━━ EXCERPT PROVIDED

In truth, either reason is joking or her target must be our happiness; all the labour of reason must be to make us live well, and at our ease, as Holy [C] Scripture [A] says.
2
All the opinions in the world reach the same point, [C] that pleasure is our target [A] even though they may get there by different means; otherwise we would throw them out
immediately, for who would listen to anyone whose goal was to achieve for us [C] pain and suffering?
3
In this case the disagreements between the schools of philosophy are a matter of words.
‘Transcurramus solertissimas nugas.’
[Let us skip quickly through those most frivolous trivialities.]
4
More stubbornness and prickliness are there than is appropriate for so dedicated a vocation, but then, no matter what role a man may assume, he always plays his own part within it.
Even in virtue our ultimate aim – no matter what they say – is pleasure. I enjoy bashing people’s ears with that word which runs so strongly counter to their minds. When pleasure is taken to mean the most profound delight and an exceeding happiness it is a better companion to virtue than anything else; and rightly so. Such pleasure is no less seriously pleasurable for being more lively, taut, robust and virile. We ought to have given virtue the more favourable, noble and natural name of pleasure not (as we have done) a name derived from
vis
(vigour).

━━━━

• TO-DO LIST
1 > Say whether each statement agrees with the passage on pleasure and virtue, answering yes or no and quoting the deciding words: (a) the differences among the schools of philosophy come down to words; (b) the passage holds that virtue should have been named after pain; (c) the passage says the speaker dislikes using the word "pleasure" in front of people.
2 > Write the next part of the passage on pleasure and virtue, picking up right after its final sentence.

━━ GIVEN ENTRIES

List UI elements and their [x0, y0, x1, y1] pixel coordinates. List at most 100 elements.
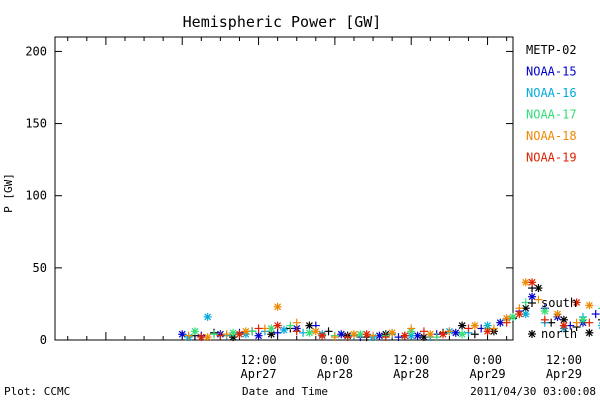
data-point-south — [343, 333, 352, 342]
data-point-north — [197, 333, 206, 342]
data-point-north — [426, 330, 435, 339]
x-tick-time-label: 0:00 — [320, 353, 349, 367]
legend-entry: NOAA-18 — [526, 129, 577, 143]
data-point-north — [305, 328, 314, 337]
marker-legend-label: north — [541, 327, 577, 341]
x-tick-time-label: 0:00 — [473, 353, 502, 367]
data-point-south — [419, 327, 428, 336]
x-tick-time-label: 12:00 — [240, 353, 276, 367]
y-tick-label: 150 — [25, 117, 47, 131]
data-point-north — [496, 318, 505, 327]
data-point-north — [349, 330, 358, 339]
x-tick-time-label: 12:00 — [546, 353, 582, 367]
data-point-north — [235, 330, 244, 339]
x-axis-label: Date and Time — [242, 385, 328, 398]
data-point-north — [559, 321, 568, 330]
data-point-north — [451, 328, 460, 337]
data-point-north — [585, 301, 594, 310]
data-point-south — [324, 327, 333, 336]
data-point-north — [254, 331, 263, 340]
data-point-south — [292, 318, 301, 327]
data-point-south — [598, 307, 600, 309]
data-point-north — [585, 328, 594, 337]
data-point-north — [178, 330, 187, 339]
data-point-north — [337, 330, 346, 339]
data-point-south — [184, 331, 193, 340]
data-point-north — [280, 325, 288, 334]
data-point-north — [540, 307, 549, 316]
data-point-south — [445, 327, 454, 336]
x-tick-date-label: Apr28 — [317, 367, 353, 381]
data-point-south — [330, 333, 339, 342]
x-tick-date-label: Apr27 — [240, 367, 276, 381]
data-point-north — [458, 321, 467, 330]
data-point-south — [292, 327, 301, 336]
data-point-north — [553, 310, 562, 319]
data-point-south — [286, 321, 295, 330]
data-point-north — [528, 278, 537, 287]
y-tick-label: 100 — [25, 189, 47, 203]
data-point-south — [394, 333, 403, 342]
data-point-north — [229, 328, 238, 337]
x-tick-date-label: Apr28 — [393, 367, 429, 381]
legend-entry: NOAA-16 — [526, 86, 577, 100]
legend-entry: NOAA-17 — [526, 108, 577, 122]
y-tick-label: 0 — [40, 333, 47, 347]
data-point-south — [489, 324, 498, 333]
legend-entry: METP-02 — [526, 43, 577, 57]
data-point-south — [210, 330, 219, 339]
data-point-south — [464, 324, 473, 333]
marker-legend: south north — [528, 296, 577, 341]
data-point-north — [572, 298, 581, 307]
data-point-south — [502, 318, 511, 327]
data-point-south — [598, 319, 600, 321]
chart-title: Hemispheric Power [GW] — [183, 13, 382, 31]
data-point-north — [311, 327, 320, 336]
data-point-south — [591, 310, 600, 319]
data-point-north — [388, 328, 397, 337]
data-point-south — [407, 324, 416, 333]
data-point-south — [585, 318, 594, 327]
data-point-north — [241, 327, 250, 336]
y-tick-label: 50 — [33, 261, 47, 275]
marker-legend-symbol — [528, 299, 536, 307]
data-point-north — [559, 315, 568, 324]
data-point-south — [216, 331, 225, 340]
footer-source: Plot: CCMC — [4, 385, 70, 398]
data-point-north — [273, 302, 282, 311]
data-point-north — [483, 327, 492, 336]
data-point-north — [318, 331, 327, 340]
data-point-north — [598, 322, 600, 329]
plot-area-frame — [54, 36, 514, 341]
data-point-south — [369, 331, 378, 340]
data-point-north — [439, 330, 448, 339]
data-point-north — [273, 321, 282, 330]
data-point-south — [254, 324, 263, 333]
footer-timestamp: 2011/04/30 03:00:08 — [470, 385, 596, 398]
marker-legend-symbol — [528, 330, 536, 338]
marker-legend-label: south — [541, 296, 577, 310]
data-point-south — [273, 328, 282, 337]
data-point-north — [534, 284, 543, 293]
y-axis-label: P [GW] — [2, 173, 15, 213]
data-point-north — [190, 327, 199, 336]
data-point-north — [578, 315, 587, 324]
data-point-north — [458, 330, 467, 339]
data-point-north — [509, 312, 517, 321]
legend-entry: NOAA-15 — [526, 65, 577, 79]
data-point-south — [432, 333, 441, 342]
data-point-south — [222, 330, 231, 339]
x-axis-ticks: 12:00Apr270:00Apr2812:00Apr280:00Apr2912… — [67, 37, 582, 381]
data-point-north — [203, 312, 212, 321]
data-point-south — [572, 318, 581, 327]
x-tick-time-label: 12:00 — [393, 353, 429, 367]
data-point-south — [381, 333, 390, 342]
data-point-north — [400, 331, 409, 340]
data-point-north — [470, 321, 479, 330]
data-point-south — [470, 330, 479, 339]
x-tick-date-label: Apr29 — [546, 367, 582, 381]
x-tick-date-label: Apr29 — [469, 367, 505, 381]
legend: METP-02 NOAA-15 NOAA-16 NOAA-17 NOAA-18 NOAA-… — [526, 43, 577, 165]
legend-entry: NOAA-19 — [526, 151, 577, 165]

━━━━

• RESPONSES IN ORDER
1 >
(a) Yes: "In this case the disagreements between the schools of philosophy are a matter of words."
(b) No: "We ought to have given virtue the more favourable, noble and natural name of pleasure"
(c) No: "I enjoy bashing people’s ears with that word which runs so strongly counter to their minds."

2 >
5
There is that lower voluptuous pleasure which can only be said to have a disputed claim to the name not a privileged right to it. I find it less pure of lets and hindrances than virtue. Apart from having a savour which is fleeting, fluid and perishable, it has its vigils, fasts and travails, its blood and its sweat; it also has its own peculiar sufferings, which are sharp in so many different ways and accompanied by a satiety of such weight that it amounts to repentance.
6
Since we reckon that obstacles serve as a spur to that pleasure and as seasoning to its sweetness (on the grounds that in Nature contraries are enhanced by their contraries) we are quite wrong to say when we turn to virtue that identical obstacles and difficulties overwhelm her, making her austere and inaccessible, whereas (much more appropriately than for voluptuous pleasure) they ennoble, sharpen and enhance that holy, perfect pleasure which virtue procures for us. A man is quite unworthy of an acquaintance with virtue who weighs her fruit against the price she exacts; he knows neither her graces nor her ways. Those who proceed to teach us
that the questing after virtue is rugged and wearisome whereas it is delightful to possess her can only mean that she always lacks delight.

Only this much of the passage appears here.